WRITTEN INSTRUCTION – Restate each line of the listing exactly, without carrying over any pictures.

DATASET EXCERPTS –
━━━
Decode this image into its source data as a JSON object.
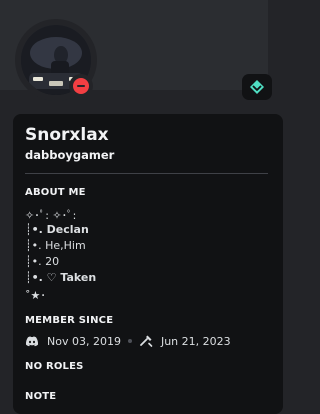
{
  "profile": {
    "display_name": "Snorxlax",
    "username": "dabboygamer",
    "status": "do-not-disturb",
    "badge": "nitro-diamond-icon"
  },
  "about_me": {
    "heading": "ABOUT ME",
    "lines": [
      "✧･ﾟ: ✧･ﾟ:",
      "┊•. Declan",
      "┊•. He,Him",
      "┊•. 20",
      "┊•. ♡ Taken",
      "˚★･"
    ]
  },
  "member_since": {
    "heading": "MEMBER SINCE",
    "discord_date": "Nov 03, 2019",
    "server_date": "Jun 21, 2023"
  },
  "roles": {
    "heading": "NO ROLES"
  },
  "note": {
    "heading": "NOTE"
  },
  "colors": {
    "background": "#232428",
    "card": "#111214",
    "dnd_status": "#f23f43",
    "nitro_badge": "#4fdfc3"
  }
}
━━━
EXPECTED ANSWER –
Decode this image into its source data as a JSON object.
{
  "profile": {
    "display_name": "Snorxlax",
    "username": "dabboygamer",
    "status": "do-not-disturb",
    "badge": "nitro-diamond-icon"
  },
  "about_me": {
    "heading": "ABOUT ME",
    "lines": [
      "✧･ﾟ: ✧･ﾟ:",
      "┊•. Declan",
      "┊•. He,Him",
      "┊•. 20",
      "┊•. ♡ Taken",
      "˚★･"
    ]
  },
  "member_since": {
    "heading": "MEMBER SINCE",
    "discord_date": "Nov 03, 2019",
    "server_date": "Jun 21, 2023"
  },
  "roles": {
    "heading": "NO ROLES"
  },
  "note": {
    "heading": "NOTE"
  },
  "colors": {
    "background": "#232428",
    "card": "#111214",
    "dnd_status": "#f23f43",
    "nitro_badge": "#4fdfc3"
  }
}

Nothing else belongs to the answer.